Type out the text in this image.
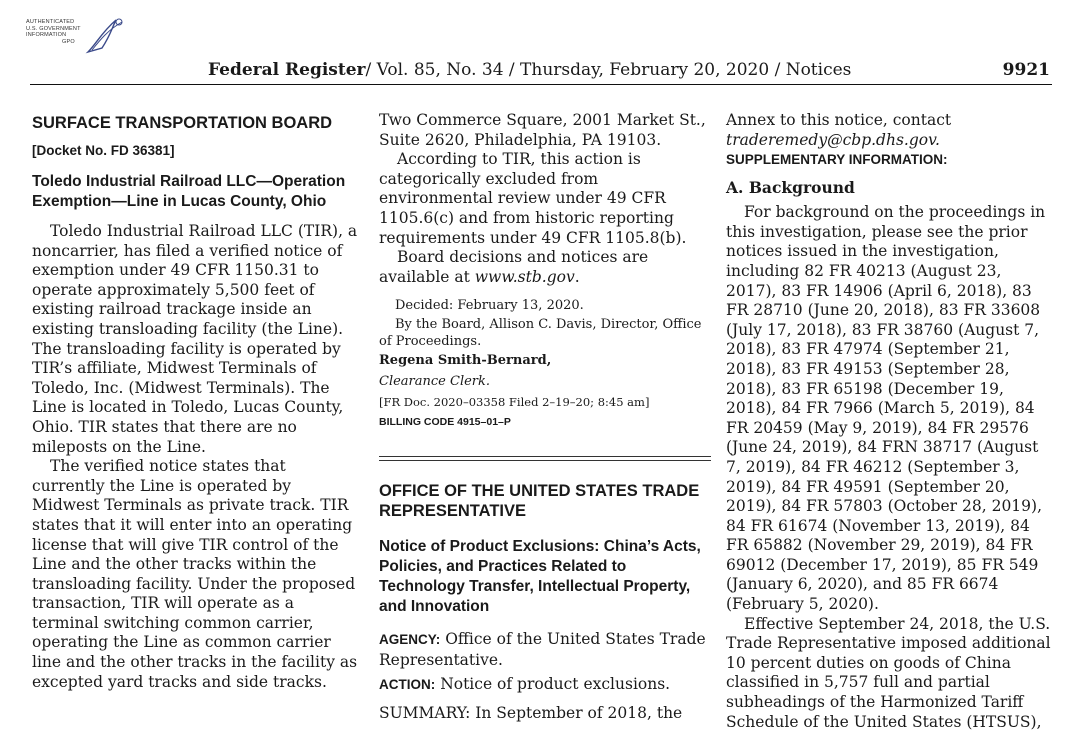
AUTHENTICATED
U.S. GOVERNMENT
INFORMATION
GPO
Federal Register/ Vol. 85, No. 34 / Thursday, February 20, 2020 / Notices	9921
SURFACE TRANSPORTATION BOARD
[Docket No. FD 36381]
Toledo Industrial Railroad LLC—Operation Exemption—Line in Lucas County, Ohio

Toledo Industrial Railroad LLC (TIR), a noncarrier, has filed a verified notice of exemption under 49 CFR 1150.31 to operate approximately 5,500 feet of existing railroad trackage inside an existing transloading facility (the Line). The transloading facility is operated by TIR’s affiliate, Midwest Terminals of Toledo, Inc. (Midwest Terminals). The Line is located in Toledo, Lucas County, Ohio. TIR states that there are no mileposts on the Line.

The verified notice states that currently the Line is operated by Midwest Terminals as private track. TIR states that it will enter into an operating license that will give TIR control of the Line and the other tracks within the transloading facility. Under the proposed transaction, TIR will operate as a terminal switching common carrier, operating the Line as common carrier line and the other tracks in the facility as excepted yard tracks and side tracks.

Two Commerce Square, 2001 Market St., Suite 2620, Philadelphia, PA 19103.

According to TIR, this action is categorically excluded from environmental review under 49 CFR 1105.6(c) and from historic reporting requirements under 49 CFR 1105.8(b).

Board decisions and notices are available at www.stb.gov.

Decided: February 13, 2020.

By the Board, Allison C. Davis, Director, Office of Proceedings.

Regena Smith-Bernard,
Clearance Clerk.
[FR Doc. 2020–03358 Filed 2–19–20; 8:45 am]
BILLING CODE 4915–01–P
OFFICE OF THE UNITED STATES TRADE REPRESENTATIVE
Notice of Product Exclusions: China’s Acts, Policies, and Practices Related to Technology Transfer, Intellectual Property, and Innovation
AGENCY: Office of the United States Trade Representative.
ACTION: Notice of product exclusions.
SUMMARY: In September of 2018, the

Annex to this notice, contact

traderemedy@cbp.dhs.gov.

SUPPLEMENTARY INFORMATION:
A. Background

For background on the proceedings in this investigation, please see the prior notices issued in the investigation, including 82 FR 40213 (August 23, 2017), 83 FR 14906 (April 6, 2018), 83 FR 28710 (June 20, 2018), 83 FR 33608 (July 17, 2018), 83 FR 38760 (August 7, 2018), 83 FR 47974 (September 21, 2018), 83 FR 49153 (September 28, 2018), 83 FR 65198 (December 19, 2018), 84 FR 7966 (March 5, 2019), 84 FR 20459 (May 9, 2019), 84 FR 29576 (June 24, 2019), 84 FRN 38717 (August 7, 2019), 84 FR 46212 (September 3, 2019), 84 FR 49591 (September 20, 2019), 84 FR 57803 (October 28, 2019), 84 FR 61674 (November 13, 2019), 84 FR 65882 (November 29, 2019), 84 FR 69012 (December 17, 2019), 85 FR 549 (January 6, 2020), and 85 FR 6674 (February 5, 2020).

Effective September 24, 2018, the U.S. Trade Representative imposed additional 10 percent duties on goods of China classified in 5,757 full and partial subheadings of the Harmonized Tariff Schedule of the United States (HTSUS),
◆ ◆ ◆ ◆ ◆ ◆ ◆
## STATED GOAL
Return the entries unchanged, save for the pictures, which do not belong in the copy.

## RESULT OF THIS TASK
Type out the text in this image.
AUTHENTICATED
U.S. GOVERNMENT
INFORMATION
GPO
Federal Register/ Vol. 85, No. 34 / Thursday, February 20, 2020 / Notices	9921
SURFACE TRANSPORTATION BOARD
[Docket No. FD 36381]
Toledo Industrial Railroad LLC—Operation Exemption—Line in Lucas County, Ohio

Toledo Industrial Railroad LLC (TIR), a noncarrier, has filed a verified notice of exemption under 49 CFR 1150.31 to operate approximately 5,500 feet of existing railroad trackage inside an existing transloading facility (the Line). The transloading facility is operated by TIR’s affiliate, Midwest Terminals of Toledo, Inc. (Midwest Terminals). The Line is located in Toledo, Lucas County, Ohio. TIR states that there are no mileposts on the Line.

The verified notice states that currently the Line is operated by Midwest Terminals as private track. TIR states that it will enter into an operating license that will give TIR control of the Line and the other tracks within the transloading facility. Under the proposed transaction, TIR will operate as a terminal switching common carrier, operating the Line as common carrier line and the other tracks in the facility as excepted yard tracks and side tracks.

Two Commerce Square, 2001 Market St., Suite 2620, Philadelphia, PA 19103.

According to TIR, this action is categorically excluded from environmental review under 49 CFR 1105.6(c) and from historic reporting requirements under 49 CFR 1105.8(b).

Board decisions and notices are available at www.stb.gov.

Decided: February 13, 2020.

By the Board, Allison C. Davis, Director, Office of Proceedings.

Regena Smith-Bernard,
Clearance Clerk.
[FR Doc. 2020–03358 Filed 2–19–20; 8:45 am]
BILLING CODE 4915–01–P
OFFICE OF THE UNITED STATES TRADE REPRESENTATIVE
Notice of Product Exclusions: China’s Acts, Policies, and Practices Related to Technology Transfer, Intellectual Property, and Innovation
AGENCY: Office of the United States Trade Representative.
ACTION: Notice of product exclusions.
SUMMARY: In September of 2018, the

Annex to this notice, contact

traderemedy@cbp.dhs.gov.

SUPPLEMENTARY INFORMATION:
A. Background

For background on the proceedings in this investigation, please see the prior notices issued in the investigation, including 82 FR 40213 (August 23, 2017), 83 FR 14906 (April 6, 2018), 83 FR 28710 (June 20, 2018), 83 FR 33608 (July 17, 2018), 83 FR 38760 (August 7, 2018), 83 FR 47974 (September 21, 2018), 83 FR 49153 (September 28, 2018), 83 FR 65198 (December 19, 2018), 84 FR 7966 (March 5, 2019), 84 FR 20459 (May 9, 2019), 84 FR 29576 (June 24, 2019), 84 FRN 38717 (August 7, 2019), 84 FR 46212 (September 3, 2019), 84 FR 49591 (September 20, 2019), 84 FR 57803 (October 28, 2019), 84 FR 61674 (November 13, 2019), 84 FR 65882 (November 29, 2019), 84 FR 69012 (December 17, 2019), 85 FR 549 (January 6, 2020), and 85 FR 6674 (February 5, 2020).

Effective September 24, 2018, the U.S. Trade Representative imposed additional 10 percent duties on goods of China classified in 5,757 full and partial subheadings of the Harmonized Tariff Schedule of the United States (HTSUS),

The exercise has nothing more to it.